* **Exercise data**
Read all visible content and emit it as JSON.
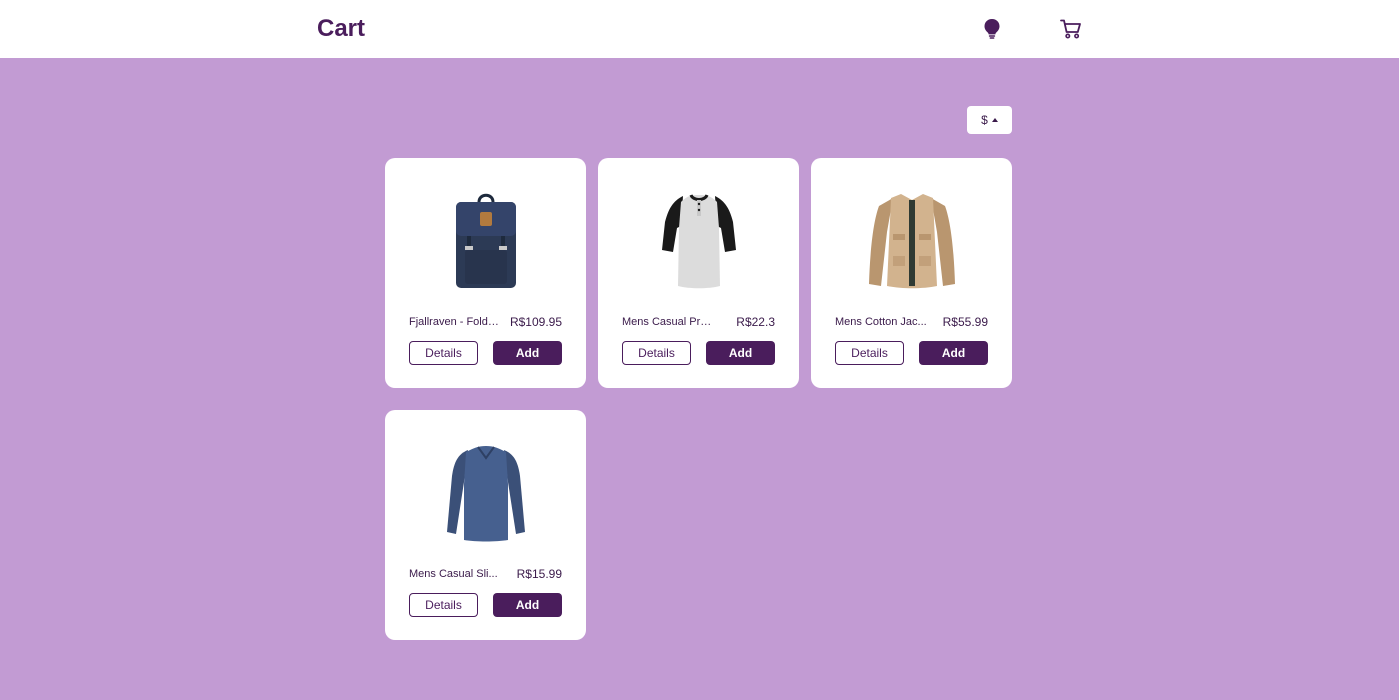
{
  "header": {
    "brand": "Cart",
    "theme_icon": "lightbulb-icon",
    "cart_icon": "shopping-cart-icon"
  },
  "currency": {
    "label": "$",
    "icon": "caret-up-icon"
  },
  "products": [
    {
      "name": "Fjallraven - Folds...",
      "price": "R$109.95",
      "details_label": "Details",
      "add_label": "Add",
      "image": "backpack-image"
    },
    {
      "name": "Mens Casual Pre...",
      "price": "R$22.3",
      "details_label": "Details",
      "add_label": "Add",
      "image": "raglan-tshirt-image"
    },
    {
      "name": "Mens Cotton Jac...",
      "price": "R$55.99",
      "details_label": "Details",
      "add_label": "Add",
      "image": "cotton-jacket-image"
    },
    {
      "name": "Mens Casual Sli...",
      "price": "R$15.99",
      "details_label": "Details",
      "add_label": "Add",
      "image": "longsleeve-shirt-image"
    }
  ],
  "colors": {
    "background": "#c29bd3",
    "brand": "#4a1d5c",
    "card": "#ffffff"
  }
}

* **What you have to do**
Quote the full listing above word for word; exclude every picture from the copy.

* **Exercise answer**
Read all visible content and emit it as JSON.
{
  "header": {
    "brand": "Cart",
    "theme_icon": "lightbulb-icon",
    "cart_icon": "shopping-cart-icon"
  },
  "currency": {
    "label": "$",
    "icon": "caret-up-icon"
  },
  "products": [
    {
      "name": "Fjallraven - Folds...",
      "price": "R$109.95",
      "details_label": "Details",
      "add_label": "Add",
      "image": "backpack-image"
    },
    {
      "name": "Mens Casual Pre...",
      "price": "R$22.3",
      "details_label": "Details",
      "add_label": "Add",
      "image": "raglan-tshirt-image"
    },
    {
      "name": "Mens Cotton Jac...",
      "price": "R$55.99",
      "details_label": "Details",
      "add_label": "Add",
      "image": "cotton-jacket-image"
    },
    {
      "name": "Mens Casual Sli...",
      "price": "R$15.99",
      "details_label": "Details",
      "add_label": "Add",
      "image": "longsleeve-shirt-image"
    }
  ],
  "colors": {
    "background": "#c29bd3",
    "brand": "#4a1d5c",
    "card": "#ffffff"
  }
}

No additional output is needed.